━━━ Supplied information

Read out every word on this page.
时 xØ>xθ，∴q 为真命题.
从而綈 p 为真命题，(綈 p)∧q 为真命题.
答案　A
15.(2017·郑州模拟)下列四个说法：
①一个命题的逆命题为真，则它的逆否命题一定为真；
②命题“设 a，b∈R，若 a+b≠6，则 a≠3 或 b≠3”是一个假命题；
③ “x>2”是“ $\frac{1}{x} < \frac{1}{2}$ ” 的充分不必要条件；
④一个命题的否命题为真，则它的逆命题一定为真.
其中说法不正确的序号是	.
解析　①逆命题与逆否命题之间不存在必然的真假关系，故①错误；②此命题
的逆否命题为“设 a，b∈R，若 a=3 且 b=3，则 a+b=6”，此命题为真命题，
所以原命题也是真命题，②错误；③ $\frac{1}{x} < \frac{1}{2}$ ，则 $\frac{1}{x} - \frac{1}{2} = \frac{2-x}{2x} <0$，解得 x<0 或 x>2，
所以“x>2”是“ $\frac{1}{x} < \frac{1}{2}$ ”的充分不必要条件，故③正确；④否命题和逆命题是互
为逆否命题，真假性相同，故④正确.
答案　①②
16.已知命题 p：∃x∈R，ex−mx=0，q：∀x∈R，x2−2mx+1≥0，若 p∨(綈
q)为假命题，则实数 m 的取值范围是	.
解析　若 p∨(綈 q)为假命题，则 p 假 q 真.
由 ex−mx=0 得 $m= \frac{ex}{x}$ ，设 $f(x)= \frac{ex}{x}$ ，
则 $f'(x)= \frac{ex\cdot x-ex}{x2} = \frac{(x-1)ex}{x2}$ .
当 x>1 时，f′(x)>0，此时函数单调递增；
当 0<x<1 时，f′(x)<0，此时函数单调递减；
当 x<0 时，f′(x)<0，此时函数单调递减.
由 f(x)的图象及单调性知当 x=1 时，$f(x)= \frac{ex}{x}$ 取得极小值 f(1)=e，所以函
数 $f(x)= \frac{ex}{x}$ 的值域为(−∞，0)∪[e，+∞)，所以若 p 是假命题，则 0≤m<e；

━━━━━━

Return each line of the data exactly as written above.

Read out every word on this page.
时 xØ>xθ，∴q 为真命题.
从而綈 p 为真命题，(綈 p)∧q 为真命题.
答案　A
15.(2017·郑州模拟)下列四个说法：
①一个命题的逆命题为真，则它的逆否命题一定为真；
②命题“设 a，b∈R，若 a+b≠6，则 a≠3 或 b≠3”是一个假命题；
③ “x>2”是“ $\frac{1}{x} < \frac{1}{2}$ ” 的充分不必要条件；
④一个命题的否命题为真，则它的逆命题一定为真.
其中说法不正确的序号是	.
解析　①逆命题与逆否命题之间不存在必然的真假关系，故①错误；②此命题
的逆否命题为“设 a，b∈R，若 a=3 且 b=3，则 a+b=6”，此命题为真命题，
所以原命题也是真命题，②错误；③ $\frac{1}{x} < \frac{1}{2}$ ，则 $\frac{1}{x} - \frac{1}{2} = \frac{2-x}{2x} <0$，解得 x<0 或 x>2，
所以“x>2”是“ $\frac{1}{x} < \frac{1}{2}$ ”的充分不必要条件，故③正确；④否命题和逆命题是互
为逆否命题，真假性相同，故④正确.
答案　①②
16.已知命题 p：∃x∈R，ex−mx=0，q：∀x∈R，x2−2mx+1≥0，若 p∨(綈
q)为假命题，则实数 m 的取值范围是	.
解析　若 p∨(綈 q)为假命题，则 p 假 q 真.
由 ex−mx=0 得 $m= \frac{ex}{x}$ ，设 $f(x)= \frac{ex}{x}$ ，
则 $f'(x)= \frac{ex\cdot x-ex}{x2} = \frac{(x-1)ex}{x2}$ .
当 x>1 时，f′(x)>0，此时函数单调递增；
当 0<x<1 时，f′(x)<0，此时函数单调递减；
当 x<0 时，f′(x)<0，此时函数单调递减.
由 f(x)的图象及单调性知当 x=1 时，$f(x)= \frac{ex}{x}$ 取得极小值 f(1)=e，所以函
数 $f(x)= \frac{ex}{x}$ 的值域为(−∞，0)∪[e，+∞)，所以若 p 是假命题，则 0≤m<e；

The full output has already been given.